» TEXT FOR ANALYSIS:
━━━━━━━━━━
A client diagnosed with stable angina is being discharged home on the cholesterol-lowering drug rosuvastatin. The nurse should reinforce the need to report which symptom?
- A. Abdominal discomfort
- B. Insomnia
- C. Morning headache
- D. Muscle aches or weakness
Correct Answer: D
Rationale: Muscle aches or weakness may indicate myopathy or rhabdomyolysis, serious rosuvastatin side effects. Abdominal discomfort, insomnia, and headaches are less specific.
The nurse understands that which of these body substances are modes of transmission for hepatitis B? Select all that apply.
- A. Blood
- B. Feces
- C. Semen
- D. Urine
- E. Vaginal secretions
Correct Answer: A,C,E
Rationale: Hepatitis B is transmitted via blood, semen, and vaginal secretions. Feces and urine are not significant transmission modes.
The nurse is caring for a client with Hodgkin's disease who will be receiving radiation therapy. The nurse recognizes that, as a result of the radiation therapy, the client is most likely to experience
- A. high fever
- B. nausea
- C. face and neck edema
- D. night sweats
Correct Answer: B
Rationale: nausea. Because the client with Hodgkin's disease is usually healthy when therapy begins, the nausea is especially troubling.
━━━━━━━━━━
Data items:
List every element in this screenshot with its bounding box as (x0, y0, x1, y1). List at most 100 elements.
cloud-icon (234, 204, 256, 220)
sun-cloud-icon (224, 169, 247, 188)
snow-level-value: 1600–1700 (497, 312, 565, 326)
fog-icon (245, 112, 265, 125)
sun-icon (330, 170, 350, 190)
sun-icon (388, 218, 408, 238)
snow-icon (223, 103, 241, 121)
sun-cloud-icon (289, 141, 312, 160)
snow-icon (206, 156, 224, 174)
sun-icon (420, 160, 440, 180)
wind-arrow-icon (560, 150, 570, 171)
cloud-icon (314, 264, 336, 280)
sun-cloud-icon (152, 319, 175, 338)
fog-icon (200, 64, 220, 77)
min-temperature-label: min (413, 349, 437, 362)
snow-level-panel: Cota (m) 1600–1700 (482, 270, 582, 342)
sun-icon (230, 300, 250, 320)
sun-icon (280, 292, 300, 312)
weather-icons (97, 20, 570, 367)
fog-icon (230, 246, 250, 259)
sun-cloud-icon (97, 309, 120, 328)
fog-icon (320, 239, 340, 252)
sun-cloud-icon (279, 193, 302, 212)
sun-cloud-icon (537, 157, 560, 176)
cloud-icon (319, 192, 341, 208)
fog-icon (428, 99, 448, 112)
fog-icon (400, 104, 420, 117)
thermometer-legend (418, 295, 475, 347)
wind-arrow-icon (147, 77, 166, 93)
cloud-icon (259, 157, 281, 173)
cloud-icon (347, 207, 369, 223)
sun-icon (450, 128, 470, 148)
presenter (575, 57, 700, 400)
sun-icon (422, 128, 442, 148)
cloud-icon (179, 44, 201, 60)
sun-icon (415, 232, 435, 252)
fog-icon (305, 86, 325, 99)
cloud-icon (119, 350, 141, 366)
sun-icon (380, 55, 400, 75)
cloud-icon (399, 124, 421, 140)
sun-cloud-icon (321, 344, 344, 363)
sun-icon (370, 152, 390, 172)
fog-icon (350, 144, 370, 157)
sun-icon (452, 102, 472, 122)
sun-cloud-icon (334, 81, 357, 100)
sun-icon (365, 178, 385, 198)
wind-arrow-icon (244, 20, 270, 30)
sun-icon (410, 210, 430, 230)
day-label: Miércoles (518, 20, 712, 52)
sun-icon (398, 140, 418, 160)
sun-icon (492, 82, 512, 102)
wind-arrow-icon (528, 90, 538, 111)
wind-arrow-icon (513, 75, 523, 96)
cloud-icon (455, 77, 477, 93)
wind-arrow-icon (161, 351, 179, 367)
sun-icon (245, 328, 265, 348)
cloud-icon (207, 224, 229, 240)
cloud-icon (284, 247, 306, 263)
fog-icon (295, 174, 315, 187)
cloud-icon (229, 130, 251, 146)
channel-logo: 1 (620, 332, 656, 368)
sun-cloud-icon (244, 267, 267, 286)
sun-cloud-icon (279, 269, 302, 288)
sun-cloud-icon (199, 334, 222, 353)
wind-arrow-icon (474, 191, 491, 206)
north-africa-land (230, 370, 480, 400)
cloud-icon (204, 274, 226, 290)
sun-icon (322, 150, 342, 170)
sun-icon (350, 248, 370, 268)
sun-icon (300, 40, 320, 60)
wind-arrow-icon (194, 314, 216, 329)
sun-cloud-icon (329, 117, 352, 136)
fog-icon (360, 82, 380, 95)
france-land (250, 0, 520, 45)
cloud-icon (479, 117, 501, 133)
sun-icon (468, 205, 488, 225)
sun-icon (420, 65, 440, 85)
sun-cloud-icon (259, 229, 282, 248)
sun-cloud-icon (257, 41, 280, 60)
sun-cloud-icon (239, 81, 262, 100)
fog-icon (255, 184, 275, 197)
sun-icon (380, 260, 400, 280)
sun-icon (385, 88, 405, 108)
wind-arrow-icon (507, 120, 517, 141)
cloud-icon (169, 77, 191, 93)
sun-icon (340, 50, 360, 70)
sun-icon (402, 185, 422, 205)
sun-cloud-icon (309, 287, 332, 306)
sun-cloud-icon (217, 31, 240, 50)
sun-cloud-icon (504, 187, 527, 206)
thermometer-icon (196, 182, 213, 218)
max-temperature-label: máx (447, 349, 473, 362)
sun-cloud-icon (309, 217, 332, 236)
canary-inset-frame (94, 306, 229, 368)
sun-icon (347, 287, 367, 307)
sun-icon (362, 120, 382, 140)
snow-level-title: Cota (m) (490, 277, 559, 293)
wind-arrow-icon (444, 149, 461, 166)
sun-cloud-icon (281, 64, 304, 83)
━━━━━━━━━━
» WORK TO BE COMPLETED: According to the nursing practice questions, why should the nurse tell the client discharged on rosuvastatin to report muscle aches or weakness? Answer in one to three sentences.

» RESPONSE BELOW: Muscle aches or weakness may indicate myopathy or rhabdomyolysis, which are serious side effects of rosuvastatin. The other symptoms offered, abdominal discomfort, insomnia, and headaches, are less specific.